Given information
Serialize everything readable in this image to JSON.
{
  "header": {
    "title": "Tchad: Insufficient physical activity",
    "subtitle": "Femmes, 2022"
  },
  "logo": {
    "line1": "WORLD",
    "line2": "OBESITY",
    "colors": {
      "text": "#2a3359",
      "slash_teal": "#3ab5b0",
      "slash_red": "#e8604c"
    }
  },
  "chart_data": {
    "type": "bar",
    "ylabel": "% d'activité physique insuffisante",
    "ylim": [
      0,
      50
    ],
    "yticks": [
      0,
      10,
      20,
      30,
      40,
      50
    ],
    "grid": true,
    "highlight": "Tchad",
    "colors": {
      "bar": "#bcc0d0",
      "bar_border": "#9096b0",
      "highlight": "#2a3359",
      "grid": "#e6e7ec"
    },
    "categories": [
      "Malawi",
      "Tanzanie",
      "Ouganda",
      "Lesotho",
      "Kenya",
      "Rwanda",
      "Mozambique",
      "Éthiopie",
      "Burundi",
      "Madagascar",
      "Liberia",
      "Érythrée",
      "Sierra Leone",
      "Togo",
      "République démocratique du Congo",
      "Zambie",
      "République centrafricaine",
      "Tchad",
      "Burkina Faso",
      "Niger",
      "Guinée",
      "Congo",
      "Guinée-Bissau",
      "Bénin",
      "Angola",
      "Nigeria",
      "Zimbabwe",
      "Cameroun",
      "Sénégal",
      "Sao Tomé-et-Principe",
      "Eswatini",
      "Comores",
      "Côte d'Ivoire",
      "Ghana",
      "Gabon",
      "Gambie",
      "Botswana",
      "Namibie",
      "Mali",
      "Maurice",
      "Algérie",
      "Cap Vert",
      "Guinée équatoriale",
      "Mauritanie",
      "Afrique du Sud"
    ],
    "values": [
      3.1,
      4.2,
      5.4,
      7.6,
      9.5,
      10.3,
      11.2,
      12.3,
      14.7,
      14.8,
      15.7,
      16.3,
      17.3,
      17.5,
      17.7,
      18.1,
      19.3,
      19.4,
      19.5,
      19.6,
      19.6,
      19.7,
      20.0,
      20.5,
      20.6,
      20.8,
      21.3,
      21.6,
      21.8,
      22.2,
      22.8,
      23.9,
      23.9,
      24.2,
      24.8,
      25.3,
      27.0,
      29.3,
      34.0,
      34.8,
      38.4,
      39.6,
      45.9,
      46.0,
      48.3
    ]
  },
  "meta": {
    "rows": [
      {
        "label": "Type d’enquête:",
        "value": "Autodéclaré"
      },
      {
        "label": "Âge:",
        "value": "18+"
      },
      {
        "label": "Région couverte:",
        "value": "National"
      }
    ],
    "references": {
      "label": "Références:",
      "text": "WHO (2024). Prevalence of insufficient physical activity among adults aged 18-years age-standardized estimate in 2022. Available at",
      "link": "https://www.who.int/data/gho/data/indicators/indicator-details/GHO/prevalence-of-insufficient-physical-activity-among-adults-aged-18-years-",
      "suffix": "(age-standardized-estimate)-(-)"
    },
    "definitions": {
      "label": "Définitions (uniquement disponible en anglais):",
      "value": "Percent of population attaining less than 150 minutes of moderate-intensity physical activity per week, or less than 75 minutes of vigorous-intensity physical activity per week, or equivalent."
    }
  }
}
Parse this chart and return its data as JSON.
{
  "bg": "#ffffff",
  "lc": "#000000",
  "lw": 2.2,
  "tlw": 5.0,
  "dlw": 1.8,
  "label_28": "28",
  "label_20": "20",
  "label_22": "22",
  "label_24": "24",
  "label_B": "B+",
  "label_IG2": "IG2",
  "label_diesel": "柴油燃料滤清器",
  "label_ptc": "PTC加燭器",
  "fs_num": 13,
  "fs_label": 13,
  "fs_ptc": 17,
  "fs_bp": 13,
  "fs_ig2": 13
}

What needs to be done
Restate the whole listing exactly, leaving out nothing.

Answer to the exercise
Serialize everything readable in this image to JSON.
{
  "header": {
    "title": "Tchad: Insufficient physical activity",
    "subtitle": "Femmes, 2022"
  },
  "logo": {
    "line1": "WORLD",
    "line2": "OBESITY",
    "colors": {
      "text": "#2a3359",
      "slash_teal": "#3ab5b0",
      "slash_red": "#e8604c"
    }
  },
  "chart_data": {
    "type": "bar",
    "ylabel": "% d'activité physique insuffisante",
    "ylim": [
      0,
      50
    ],
    "yticks": [
      0,
      10,
      20,
      30,
      40,
      50
    ],
    "grid": true,
    "highlight": "Tchad",
    "colors": {
      "bar": "#bcc0d0",
      "bar_border": "#9096b0",
      "highlight": "#2a3359",
      "grid": "#e6e7ec"
    },
    "categories": [
      "Malawi",
      "Tanzanie",
      "Ouganda",
      "Lesotho",
      "Kenya",
      "Rwanda",
      "Mozambique",
      "Éthiopie",
      "Burundi",
      "Madagascar",
      "Liberia",
      "Érythrée",
      "Sierra Leone",
      "Togo",
      "République démocratique du Congo",
      "Zambie",
      "République centrafricaine",
      "Tchad",
      "Burkina Faso",
      "Niger",
      "Guinée",
      "Congo",
      "Guinée-Bissau",
      "Bénin",
      "Angola",
      "Nigeria",
      "Zimbabwe",
      "Cameroun",
      "Sénégal",
      "Sao Tomé-et-Principe",
      "Eswatini",
      "Comores",
      "Côte d'Ivoire",
      "Ghana",
      "Gabon",
      "Gambie",
      "Botswana",
      "Namibie",
      "Mali",
      "Maurice",
      "Algérie",
      "Cap Vert",
      "Guinée équatoriale",
      "Mauritanie",
      "Afrique du Sud"
    ],
    "values": [
      3.1,
      4.2,
      5.4,
      7.6,
      9.5,
      10.3,
      11.2,
      12.3,
      14.7,
      14.8,
      15.7,
      16.3,
      17.3,
      17.5,
      17.7,
      18.1,
      19.3,
      19.4,
      19.5,
      19.6,
      19.6,
      19.7,
      20.0,
      20.5,
      20.6,
      20.8,
      21.3,
      21.6,
      21.8,
      22.2,
      22.8,
      23.9,
      23.9,
      24.2,
      24.8,
      25.3,
      27.0,
      29.3,
      34.0,
      34.8,
      38.4,
      39.6,
      45.9,
      46.0,
      48.3
    ]
  },
  "meta": {
    "rows": [
      {
        "label": "Type d’enquête:",
        "value": "Autodéclaré"
      },
      {
        "label": "Âge:",
        "value": "18+"
      },
      {
        "label": "Région couverte:",
        "value": "National"
      }
    ],
    "references": {
      "label": "Références:",
      "text": "WHO (2024). Prevalence of insufficient physical activity among adults aged 18-years age-standardized estimate in 2022. Available at",
      "link": "https://www.who.int/data/gho/data/indicators/indicator-details/GHO/prevalence-of-insufficient-physical-activity-among-adults-aged-18-years-",
      "suffix": "(age-standardized-estimate)-(-)"
    },
    "definitions": {
      "label": "Définitions (uniquement disponible en anglais):",
      "value": "Percent of population attaining less than 150 minutes of moderate-intensity physical activity per week, or less than 75 minutes of vigorous-intensity physical activity per week, or equivalent."
    }
  }
}
Parse this chart and return its data as JSON.
{
  "bg": "#ffffff",
  "lc": "#000000",
  "lw": 2.2,
  "tlw": 5.0,
  "dlw": 1.8,
  "label_28": "28",
  "label_20": "20",
  "label_22": "22",
  "label_24": "24",
  "label_B": "B+",
  "label_IG2": "IG2",
  "label_diesel": "柴油燃料滤清器",
  "label_ptc": "PTC加燭器",
  "fs_num": 13,
  "fs_label": 13,
  "fs_ptc": 17,
  "fs_bp": 13,
  "fs_ig2": 13
}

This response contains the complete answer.